* Task to complete:
The records that follow are to be transcribed in full, without their images.

════

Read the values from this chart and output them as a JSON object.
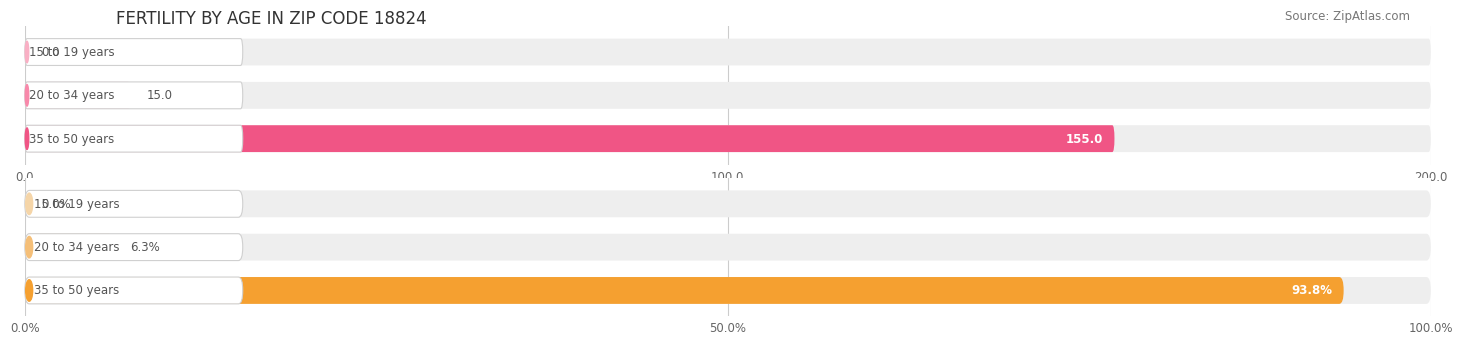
{
  "title": "FERTILITY BY AGE IN ZIP CODE 18824",
  "source": "Source: ZipAtlas.com",
  "top_chart": {
    "categories": [
      "15 to 19 years",
      "20 to 34 years",
      "35 to 50 years"
    ],
    "values": [
      0.0,
      15.0,
      155.0
    ],
    "xlim": [
      0,
      200
    ],
    "xticks": [
      0.0,
      100.0,
      200.0
    ],
    "xtick_labels": [
      "0.0",
      "100.0",
      "200.0"
    ],
    "bar_colors": [
      "#f9afc4",
      "#f888aa",
      "#f05585"
    ],
    "bar_bg_color": "#eeeeee",
    "label_text_color": "#555555"
  },
  "bottom_chart": {
    "categories": [
      "15 to 19 years",
      "20 to 34 years",
      "35 to 50 years"
    ],
    "values": [
      0.0,
      6.3,
      93.8
    ],
    "xlim": [
      0,
      100
    ],
    "xticks": [
      0.0,
      50.0,
      100.0
    ],
    "xtick_labels": [
      "0.0%",
      "50.0%",
      "100.0%"
    ],
    "bar_colors": [
      "#f5d5a8",
      "#f5bf78",
      "#f5a030"
    ],
    "bar_bg_color": "#eeeeee",
    "label_text_color": "#555555"
  },
  "bg_color": "#ffffff",
  "grid_color": "#cccccc",
  "title_fontsize": 12,
  "label_fontsize": 8.5,
  "tick_fontsize": 8.5,
  "source_fontsize": 8.5
}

════

* Complete response:
Read the values from this chart and output them as a JSON object.
{
  "title": "FERTILITY BY AGE IN ZIP CODE 18824",
  "source": "Source: ZipAtlas.com",
  "top_chart": {
    "categories": [
      "15 to 19 years",
      "20 to 34 years",
      "35 to 50 years"
    ],
    "values": [
      0.0,
      15.0,
      155.0
    ],
    "xlim": [
      0,
      200
    ],
    "xticks": [
      0.0,
      100.0,
      200.0
    ],
    "xtick_labels": [
      "0.0",
      "100.0",
      "200.0"
    ],
    "bar_colors": [
      "#f9afc4",
      "#f888aa",
      "#f05585"
    ],
    "bar_bg_color": "#eeeeee",
    "label_text_color": "#555555"
  },
  "bottom_chart": {
    "categories": [
      "15 to 19 years",
      "20 to 34 years",
      "35 to 50 years"
    ],
    "values": [
      0.0,
      6.3,
      93.8
    ],
    "xlim": [
      0,
      100
    ],
    "xticks": [
      0.0,
      50.0,
      100.0
    ],
    "xtick_labels": [
      "0.0%",
      "50.0%",
      "100.0%"
    ],
    "bar_colors": [
      "#f5d5a8",
      "#f5bf78",
      "#f5a030"
    ],
    "bar_bg_color": "#eeeeee",
    "label_text_color": "#555555"
  },
  "bg_color": "#ffffff",
  "grid_color": "#cccccc",
  "title_fontsize": 12,
  "label_fontsize": 8.5,
  "tick_fontsize": 8.5,
  "source_fontsize": 8.5
}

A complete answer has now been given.